**SOURCE DATA**:

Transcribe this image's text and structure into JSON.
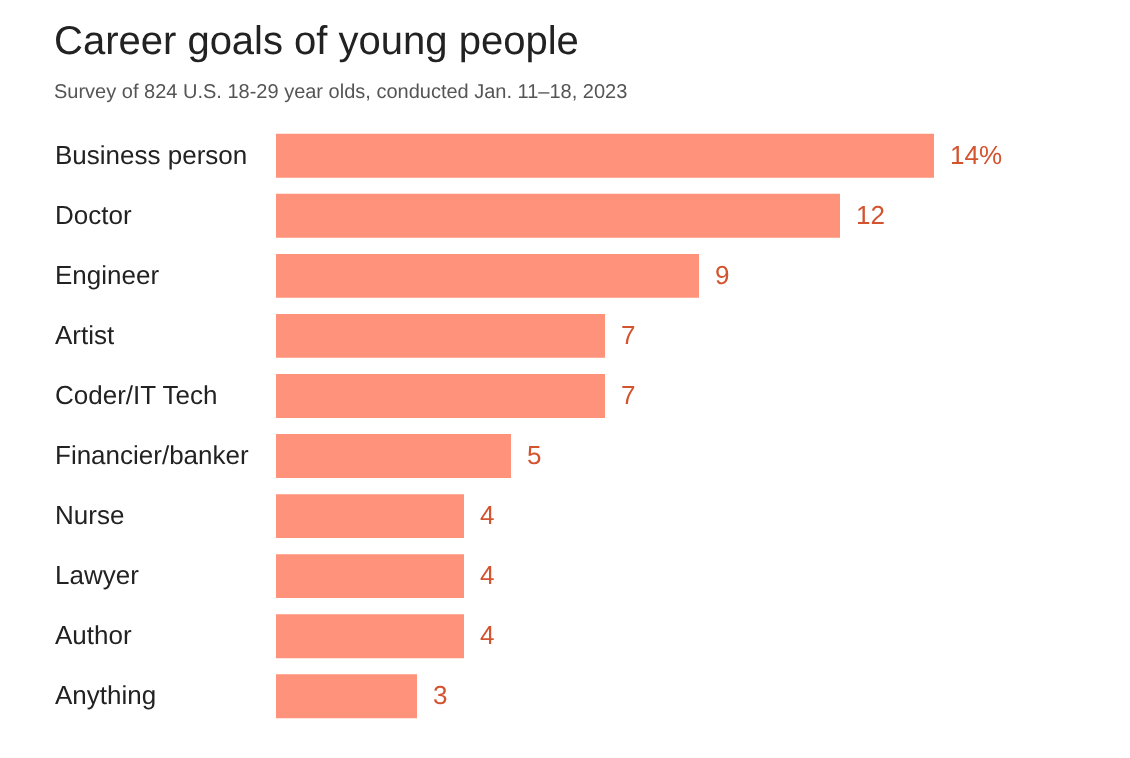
{
  "chart_data": {
    "type": "bar",
    "orientation": "horizontal",
    "title": "Career goals of young people",
    "subtitle": "Survey of 824 U.S. 18-29 year olds, conducted Jan. 11–18, 2023",
    "categories": [
      "Business person",
      "Doctor",
      "Engineer",
      "Artist",
      "Coder/IT Tech",
      "Financier/banker",
      "Nurse",
      "Lawyer",
      "Author",
      "Anything"
    ],
    "values": [
      14,
      12,
      9,
      7,
      7,
      5,
      4,
      4,
      4,
      3
    ],
    "value_labels": [
      "14%",
      "12",
      "9",
      "7",
      "7",
      "5",
      "4",
      "4",
      "4",
      "3"
    ],
    "color": "#ff927a"
  }
}
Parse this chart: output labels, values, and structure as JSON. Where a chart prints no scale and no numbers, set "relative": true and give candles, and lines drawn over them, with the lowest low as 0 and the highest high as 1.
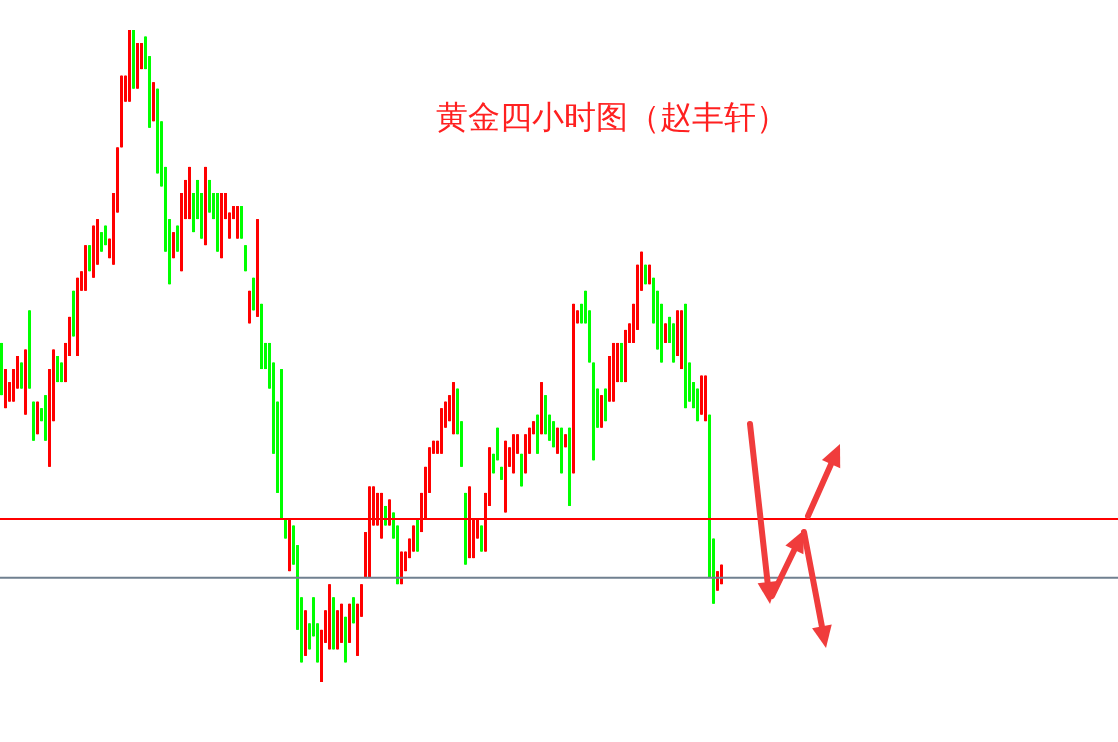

**GOAL**: Copy out each record shown above without alteration, skipping any picture.

**ANSWER**:
Transcribe this image's text and structure into JSON.
{
  "chart_data": {
    "type": "bar",
    "orientation": "horizontal",
    "title": "Career goals of young people",
    "subtitle": "Survey of 824 U.S. 18-29 year olds, conducted Jan. 11–18, 2023",
    "categories": [
      "Business person",
      "Doctor",
      "Engineer",
      "Artist",
      "Coder/IT Tech",
      "Financier/banker",
      "Nurse",
      "Lawyer",
      "Author",
      "Anything"
    ],
    "values": [
      14,
      12,
      9,
      7,
      7,
      5,
      4,
      4,
      4,
      3
    ],
    "value_labels": [
      "14%",
      "12",
      "9",
      "7",
      "7",
      "5",
      "4",
      "4",
      "4",
      "3"
    ],
    "color": "#ff927a"
  }
}
Parse this chart: output labels, values, and structure as JSON. Where a chart prints no scale and no numbers, set "relative": true and give candles, and lines drawn over them, with the lowest low as 0 and the highest high as 1.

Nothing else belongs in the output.